## Compito assegnato 1
Trascrivi fedelmente la parte del brano sulla mostra di Andy Warhol che va da "La mostra fa" a "musica al teatro.".

## Brano proposto
-------------------------
“Non pensare di fare arte, falla e basta. Lascia che siano gli altri a decidere se è buona o cattiva, se gli piace o gli faccia schifo. Intanto mentre gli altri sono lì a decidere tu fai ancora più arte”.
I colori e le icone della Pop Art si possono ammirare a Palazzo Reale di Milano fino al 9 marzo 2014, nella grande mostra dedicata al più famoso ed eccentrico protagonista dell’arte americana degli anni ’60 e ’70: Andy Warhol.
La mostra fa parte di Autunno Americano, la kermesse con cui Milano ha reso omaggio alla contemporaneità americana, con un complesso di eventi che spaziano dall’arte al cinema, dalla musica al teatro.
“Warhol” presenta per la prima volta in Europa una delle collezioni più importanti dell’artista, raccolta da un suo caro amico, Peter Brant, con il quale Andy Warhol ha condiviso gli anni artisticamente e culturalmente più vivaci della sua carriera. Peter Brant, all’età di vent’anni acquistò la sua prima opera di Warhol, un disegno della Campbell’s Soup, dando inizio a quella che sarebbe poi diventata una delle più importanti raccolte d’arte contemporanea al mondo.
-------------------------
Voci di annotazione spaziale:
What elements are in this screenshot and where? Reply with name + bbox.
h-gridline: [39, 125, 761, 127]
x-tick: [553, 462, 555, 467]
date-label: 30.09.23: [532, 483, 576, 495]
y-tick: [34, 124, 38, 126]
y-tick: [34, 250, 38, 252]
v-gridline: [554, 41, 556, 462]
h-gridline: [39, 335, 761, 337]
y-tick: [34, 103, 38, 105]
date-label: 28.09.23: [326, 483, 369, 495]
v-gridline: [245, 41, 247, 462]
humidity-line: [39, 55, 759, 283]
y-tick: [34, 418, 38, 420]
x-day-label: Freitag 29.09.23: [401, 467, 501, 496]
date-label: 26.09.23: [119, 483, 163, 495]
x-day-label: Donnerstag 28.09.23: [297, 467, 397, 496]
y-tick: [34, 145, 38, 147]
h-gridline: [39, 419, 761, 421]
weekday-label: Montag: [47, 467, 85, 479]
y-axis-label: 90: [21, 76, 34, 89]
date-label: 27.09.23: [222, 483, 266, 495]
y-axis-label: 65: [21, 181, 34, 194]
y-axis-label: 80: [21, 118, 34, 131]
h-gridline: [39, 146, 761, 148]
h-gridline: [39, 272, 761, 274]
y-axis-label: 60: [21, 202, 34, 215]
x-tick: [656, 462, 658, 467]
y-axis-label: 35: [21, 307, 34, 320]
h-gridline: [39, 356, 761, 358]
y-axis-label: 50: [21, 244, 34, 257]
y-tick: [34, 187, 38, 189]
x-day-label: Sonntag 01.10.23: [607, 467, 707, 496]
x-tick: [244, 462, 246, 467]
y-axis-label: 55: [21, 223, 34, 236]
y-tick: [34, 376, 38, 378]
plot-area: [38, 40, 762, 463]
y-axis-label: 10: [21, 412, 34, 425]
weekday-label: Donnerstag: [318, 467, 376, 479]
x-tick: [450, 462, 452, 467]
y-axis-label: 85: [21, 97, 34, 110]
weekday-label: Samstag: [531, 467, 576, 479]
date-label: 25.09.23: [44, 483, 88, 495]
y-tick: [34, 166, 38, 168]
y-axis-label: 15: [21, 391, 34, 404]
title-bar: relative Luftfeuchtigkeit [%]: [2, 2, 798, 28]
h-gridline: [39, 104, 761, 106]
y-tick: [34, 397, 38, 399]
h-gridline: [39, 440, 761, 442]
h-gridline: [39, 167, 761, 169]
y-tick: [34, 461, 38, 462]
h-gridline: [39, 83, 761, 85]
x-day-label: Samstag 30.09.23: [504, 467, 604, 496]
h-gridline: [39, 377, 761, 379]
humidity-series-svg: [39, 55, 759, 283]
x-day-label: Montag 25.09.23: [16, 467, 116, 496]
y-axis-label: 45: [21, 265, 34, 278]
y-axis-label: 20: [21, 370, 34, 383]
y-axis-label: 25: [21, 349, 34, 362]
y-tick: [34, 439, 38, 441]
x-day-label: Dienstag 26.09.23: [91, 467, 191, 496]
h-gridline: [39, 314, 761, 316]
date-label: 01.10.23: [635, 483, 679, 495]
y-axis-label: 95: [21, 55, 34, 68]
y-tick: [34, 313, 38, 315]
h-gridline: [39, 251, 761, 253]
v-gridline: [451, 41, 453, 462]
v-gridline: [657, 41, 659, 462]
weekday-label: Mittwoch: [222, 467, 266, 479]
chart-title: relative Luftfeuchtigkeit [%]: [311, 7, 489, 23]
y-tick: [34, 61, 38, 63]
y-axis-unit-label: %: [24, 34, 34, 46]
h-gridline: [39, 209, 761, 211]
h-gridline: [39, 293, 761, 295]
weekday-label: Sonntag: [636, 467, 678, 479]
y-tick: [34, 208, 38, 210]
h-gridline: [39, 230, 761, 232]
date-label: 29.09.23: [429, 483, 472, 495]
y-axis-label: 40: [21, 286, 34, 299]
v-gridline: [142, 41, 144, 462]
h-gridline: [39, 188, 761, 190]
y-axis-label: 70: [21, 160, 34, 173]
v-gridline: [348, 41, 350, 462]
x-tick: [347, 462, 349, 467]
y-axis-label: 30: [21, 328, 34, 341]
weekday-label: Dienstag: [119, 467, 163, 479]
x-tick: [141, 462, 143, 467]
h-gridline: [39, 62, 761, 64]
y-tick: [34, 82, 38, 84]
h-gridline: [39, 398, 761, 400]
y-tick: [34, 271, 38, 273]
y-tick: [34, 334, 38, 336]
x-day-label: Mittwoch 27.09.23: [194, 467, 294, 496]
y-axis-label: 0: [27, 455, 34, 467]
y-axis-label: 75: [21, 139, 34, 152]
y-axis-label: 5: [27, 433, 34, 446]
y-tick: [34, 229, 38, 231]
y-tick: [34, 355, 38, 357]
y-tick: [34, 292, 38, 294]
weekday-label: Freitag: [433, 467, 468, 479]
-------------------------
## Compito assegnato 2
Riscrivi sotto forma di elenco numerato le righe dei record, dalla prima fino a quella con "x-day-label: Freitag 29.09.23: [401, 467, 501, 496]" inclusa, omettendo le righe vuote.

## Risposta scritta 1
La mostra fa parte di Autunno Americano, la kermesse con cui Milano ha reso omaggio alla contemporaneità americana, con un complesso di eventi che spaziano dall’arte al cinema, dalla musica al teatro.

## Risposta scritta 2
1. What elements are in this screenshot and where? Reply with name + bbox.
2. h-gridline: [39, 125, 761, 127]
3. x-tick: [553, 462, 555, 467]
4. date-label: 30.09.23: [532, 483, 576, 495]
5. y-tick: [34, 124, 38, 126]
6. y-tick: [34, 250, 38, 252]
7. v-gridline: [554, 41, 556, 462]
8. h-gridline: [39, 335, 761, 337]
9. y-tick: [34, 103, 38, 105]
10. date-label: 28.09.23: [326, 483, 369, 495]
11. v-gridline: [245, 41, 247, 462]
12. humidity-line: [39, 55, 759, 283]
13. y-tick: [34, 418, 38, 420]
14. x-day-label: Freitag 29.09.23: [401, 467, 501, 496]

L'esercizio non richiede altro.